We are given an array a consisting of n integers and an integer k. We need to find the minimum range in array [l, r] (both l and r are inclusive) such that there are exactly k different numbers.

Examples:

Input : arr[] = { 1, 1, 2, 2, 3, 3, 4, 5} 
            k = 3
Output : 5 7

Input : arr[] = { 1, 2, 2, 3} 
            k = 2
Output : 0 1



A simple solution is to use two nested loops. The outer loop is used to pick a starting point and inner loop is used to pick an ending point. For every pair of starting-ending points, we count distinct elements in it and update result if the current window is smaller. We use hashing to count distinct elements in a range.

C++

// CPP program to find minimum range that
// contains exactly k distinct numbers.
#include <bits/stdc++.h>
using namespace std;
  
// Prints the minimum range that contains exactly
// k distinct numbers.
void minRange(int arr[], int n, int k)
{
    int l = 0, r = n;
  
    // Consider every element as starting
    // point.

Excerpted data.
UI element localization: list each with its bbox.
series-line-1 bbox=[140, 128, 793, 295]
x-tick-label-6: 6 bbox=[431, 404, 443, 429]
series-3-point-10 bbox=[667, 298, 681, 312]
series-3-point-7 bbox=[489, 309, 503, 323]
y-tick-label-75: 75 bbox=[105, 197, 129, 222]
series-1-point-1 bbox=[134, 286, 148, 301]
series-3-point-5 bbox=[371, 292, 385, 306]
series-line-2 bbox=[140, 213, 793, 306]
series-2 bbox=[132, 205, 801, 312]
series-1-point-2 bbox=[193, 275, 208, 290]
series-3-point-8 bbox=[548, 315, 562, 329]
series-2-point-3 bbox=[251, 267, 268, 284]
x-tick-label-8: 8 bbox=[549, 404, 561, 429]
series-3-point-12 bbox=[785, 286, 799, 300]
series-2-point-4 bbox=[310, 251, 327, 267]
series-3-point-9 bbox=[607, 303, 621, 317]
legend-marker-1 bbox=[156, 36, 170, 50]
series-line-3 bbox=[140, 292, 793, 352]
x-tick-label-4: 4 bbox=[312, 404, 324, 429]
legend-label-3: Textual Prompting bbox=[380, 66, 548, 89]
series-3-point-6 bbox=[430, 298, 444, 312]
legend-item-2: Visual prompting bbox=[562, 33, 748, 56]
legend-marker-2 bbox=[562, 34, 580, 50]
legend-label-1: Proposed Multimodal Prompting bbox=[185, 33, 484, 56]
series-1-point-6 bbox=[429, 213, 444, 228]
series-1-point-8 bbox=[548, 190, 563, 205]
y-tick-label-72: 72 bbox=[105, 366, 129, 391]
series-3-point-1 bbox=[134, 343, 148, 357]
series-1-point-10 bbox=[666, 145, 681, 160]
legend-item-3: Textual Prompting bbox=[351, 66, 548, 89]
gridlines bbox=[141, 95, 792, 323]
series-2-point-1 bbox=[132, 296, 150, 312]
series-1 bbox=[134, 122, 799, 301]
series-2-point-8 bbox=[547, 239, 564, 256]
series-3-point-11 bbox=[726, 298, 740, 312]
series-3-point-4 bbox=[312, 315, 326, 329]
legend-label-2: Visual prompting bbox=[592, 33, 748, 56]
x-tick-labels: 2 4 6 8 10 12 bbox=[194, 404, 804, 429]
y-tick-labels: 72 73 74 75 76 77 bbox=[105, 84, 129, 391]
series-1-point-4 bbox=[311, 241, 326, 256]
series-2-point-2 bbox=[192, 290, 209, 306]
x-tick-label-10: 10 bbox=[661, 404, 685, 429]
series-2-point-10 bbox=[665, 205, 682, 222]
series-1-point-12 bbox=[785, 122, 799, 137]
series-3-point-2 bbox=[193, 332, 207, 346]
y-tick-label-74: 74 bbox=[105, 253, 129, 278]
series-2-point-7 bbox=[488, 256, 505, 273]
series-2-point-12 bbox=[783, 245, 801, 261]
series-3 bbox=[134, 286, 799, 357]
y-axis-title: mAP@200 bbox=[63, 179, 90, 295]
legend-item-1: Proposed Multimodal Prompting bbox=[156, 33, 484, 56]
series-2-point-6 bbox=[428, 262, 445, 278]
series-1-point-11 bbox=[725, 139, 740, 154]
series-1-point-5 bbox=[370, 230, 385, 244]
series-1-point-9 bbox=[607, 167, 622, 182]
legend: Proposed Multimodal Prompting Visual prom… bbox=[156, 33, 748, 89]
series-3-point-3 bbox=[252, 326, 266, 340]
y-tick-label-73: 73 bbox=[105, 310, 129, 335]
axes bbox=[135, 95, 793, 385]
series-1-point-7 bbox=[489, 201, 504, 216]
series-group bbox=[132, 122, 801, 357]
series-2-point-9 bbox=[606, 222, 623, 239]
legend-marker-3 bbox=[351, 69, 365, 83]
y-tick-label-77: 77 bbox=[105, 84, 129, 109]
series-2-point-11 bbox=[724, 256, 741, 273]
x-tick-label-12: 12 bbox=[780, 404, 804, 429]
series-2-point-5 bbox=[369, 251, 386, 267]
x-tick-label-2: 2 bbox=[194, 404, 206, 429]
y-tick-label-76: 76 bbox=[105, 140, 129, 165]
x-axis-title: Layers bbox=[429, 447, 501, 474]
---
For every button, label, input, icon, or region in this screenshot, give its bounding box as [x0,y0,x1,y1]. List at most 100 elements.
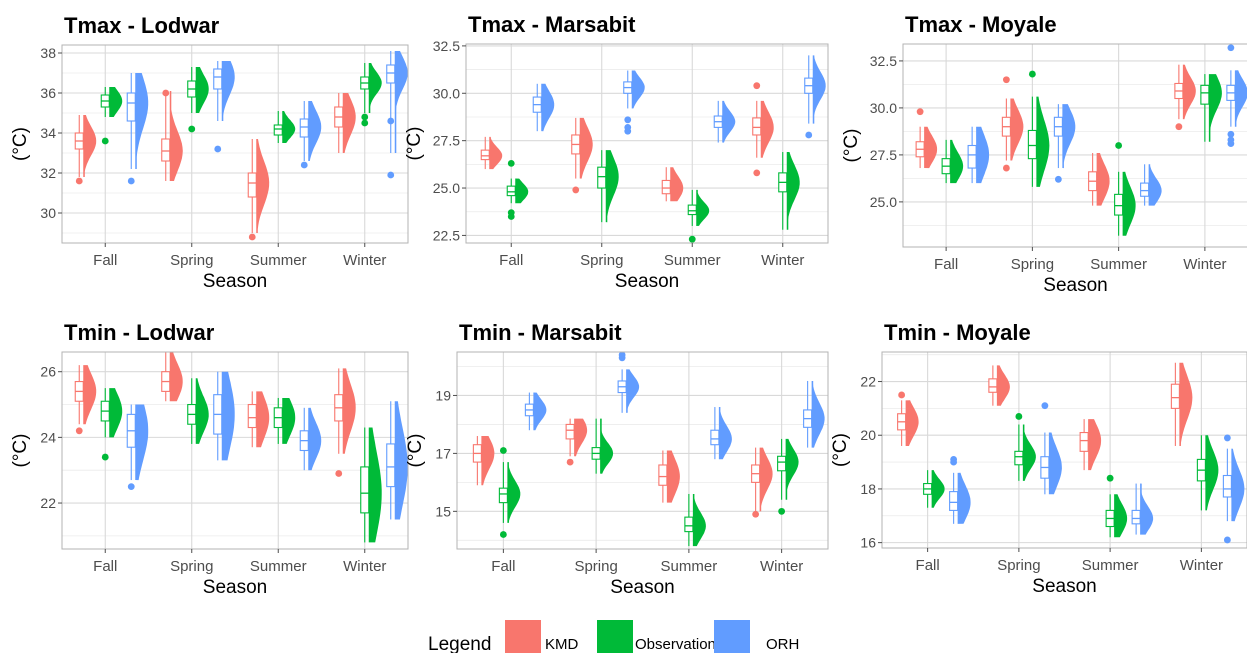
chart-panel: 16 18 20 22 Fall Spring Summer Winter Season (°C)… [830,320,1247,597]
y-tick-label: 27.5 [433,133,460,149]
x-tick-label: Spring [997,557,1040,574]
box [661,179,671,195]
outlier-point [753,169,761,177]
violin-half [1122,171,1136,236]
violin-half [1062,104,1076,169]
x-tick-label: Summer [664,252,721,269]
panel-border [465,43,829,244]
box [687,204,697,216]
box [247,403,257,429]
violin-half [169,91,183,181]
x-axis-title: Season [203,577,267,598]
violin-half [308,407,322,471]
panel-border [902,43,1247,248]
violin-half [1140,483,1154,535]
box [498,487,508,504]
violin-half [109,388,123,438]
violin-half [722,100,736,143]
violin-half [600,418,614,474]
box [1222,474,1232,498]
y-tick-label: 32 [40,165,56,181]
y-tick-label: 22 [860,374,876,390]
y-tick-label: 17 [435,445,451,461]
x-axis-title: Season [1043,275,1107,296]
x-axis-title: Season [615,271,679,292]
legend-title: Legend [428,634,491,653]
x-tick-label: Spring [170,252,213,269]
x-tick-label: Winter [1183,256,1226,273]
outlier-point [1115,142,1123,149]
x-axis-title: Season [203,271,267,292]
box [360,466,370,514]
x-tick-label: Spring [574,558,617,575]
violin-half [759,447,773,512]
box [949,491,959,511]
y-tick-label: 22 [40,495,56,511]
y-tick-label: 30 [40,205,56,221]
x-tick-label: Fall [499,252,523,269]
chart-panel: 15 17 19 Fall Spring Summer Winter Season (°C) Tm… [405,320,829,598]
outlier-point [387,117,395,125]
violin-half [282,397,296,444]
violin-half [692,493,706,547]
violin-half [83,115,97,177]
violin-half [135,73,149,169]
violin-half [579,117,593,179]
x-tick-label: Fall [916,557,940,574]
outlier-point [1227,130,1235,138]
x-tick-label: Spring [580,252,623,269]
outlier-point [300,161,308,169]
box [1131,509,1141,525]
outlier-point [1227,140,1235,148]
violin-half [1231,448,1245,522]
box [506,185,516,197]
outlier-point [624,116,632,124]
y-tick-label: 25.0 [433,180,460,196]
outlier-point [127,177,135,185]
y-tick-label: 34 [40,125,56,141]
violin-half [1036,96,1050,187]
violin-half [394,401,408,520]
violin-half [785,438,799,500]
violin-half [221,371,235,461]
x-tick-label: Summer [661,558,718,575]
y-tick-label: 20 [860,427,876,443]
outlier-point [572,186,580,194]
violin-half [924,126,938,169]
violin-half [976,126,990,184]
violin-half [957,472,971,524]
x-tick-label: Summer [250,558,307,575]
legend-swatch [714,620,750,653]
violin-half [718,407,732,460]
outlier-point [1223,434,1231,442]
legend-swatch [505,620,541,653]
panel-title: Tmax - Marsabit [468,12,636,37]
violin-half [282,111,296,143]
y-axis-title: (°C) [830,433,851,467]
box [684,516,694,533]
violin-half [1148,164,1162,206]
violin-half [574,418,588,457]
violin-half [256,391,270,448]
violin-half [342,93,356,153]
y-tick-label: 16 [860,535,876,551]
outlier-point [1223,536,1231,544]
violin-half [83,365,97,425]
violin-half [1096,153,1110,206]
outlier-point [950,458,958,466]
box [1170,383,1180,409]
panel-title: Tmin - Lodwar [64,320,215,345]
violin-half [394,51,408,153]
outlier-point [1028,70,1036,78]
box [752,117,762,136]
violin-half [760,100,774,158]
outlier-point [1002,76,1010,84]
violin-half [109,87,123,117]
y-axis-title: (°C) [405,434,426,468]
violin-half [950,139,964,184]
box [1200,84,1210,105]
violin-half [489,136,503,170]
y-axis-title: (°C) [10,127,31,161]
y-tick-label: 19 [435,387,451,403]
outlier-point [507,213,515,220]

Requirements.
A) Answer these questions about the minimum-range passage:
(i) In the first example, what is the value of k, and what output is given?
(ii) In the simple solution, what does the inner loop pick?
(iii) What method does the simple solution use to count distinct elements in a range?
B) Print word for word the portion of the minimum-range passage starting at "We are given" and ending at "k different numbers.".
C) Carry on the passage on finding the minimum range with exactly k distinct numbers, picking up after its last line.
The records play no part in what follows and can be left aside.

Expected outputs.
A)
(i) k is 3, and the output is 5 7.
(ii) It picks an ending point.
(iii) It uses hashing.

B)
We are given an array a consisting of n integers and an integer k. We need to find the minimum range in array [l, r] (both l and r are inclusive) such that there are exactly k different numbers.

C)
    for (int i = 0; i < n; i++) {
  
        // Find the smallest window starting
        // with arr[i] and containing exactly
        // k distinct elements.
        unordered_set<int> s;
        int j;
        for (j = i; j < n; j++) {
            s.insert(arr[j]);
            if (s.size() == k) {
                if ((j - i) < (r - l)) {
                    r = j;
                    l = i;
                }
                break;
            }
        }
  
        // There are less than k distinct elements
        // now, so no need to continue.
        if (j == n)
            break;
    }
  
    // If there was no window with k distinct
    // elements (k is greater than total distinct
    // elements)
    if (l == 0 && r == n)
        cout << "Invalid k";
    else
        cout << l << " " << r;
}
  
// Driver code for above function.
int main()
{
    int arr[] = { 1, 2, 3, 4, 5 };
    int n = sizeof(arr) / sizeof(arr[0]);
    int k = 3;
    minRange(arr, n, k);
    return 0;
}

Java

// Java program to find minimum 
// range that contains exactly 
// k distinct numbers.
import java.util.*;
  
class GFG 
{
      
// Prints the minimum range 
// that contains exactly k 
// distinct numbers.
static void minRange(int arr[], 
                     int n, int k)
{
    int l = 0, r = n;
  
    // Consider every element 
    // as starting point.
    for (int i = 0; i < n; i++)
    {
  
        // Find the smallest window 
        // starting with arr[i] and 
        // containing exactly k 
        // distinct elements.
        Set<Integer> s = new HashSet<Integer>();
        int j;
        for (j = i; j < n; j++) 
        {
            s.add(arr[j]);
            if (s.size() == k)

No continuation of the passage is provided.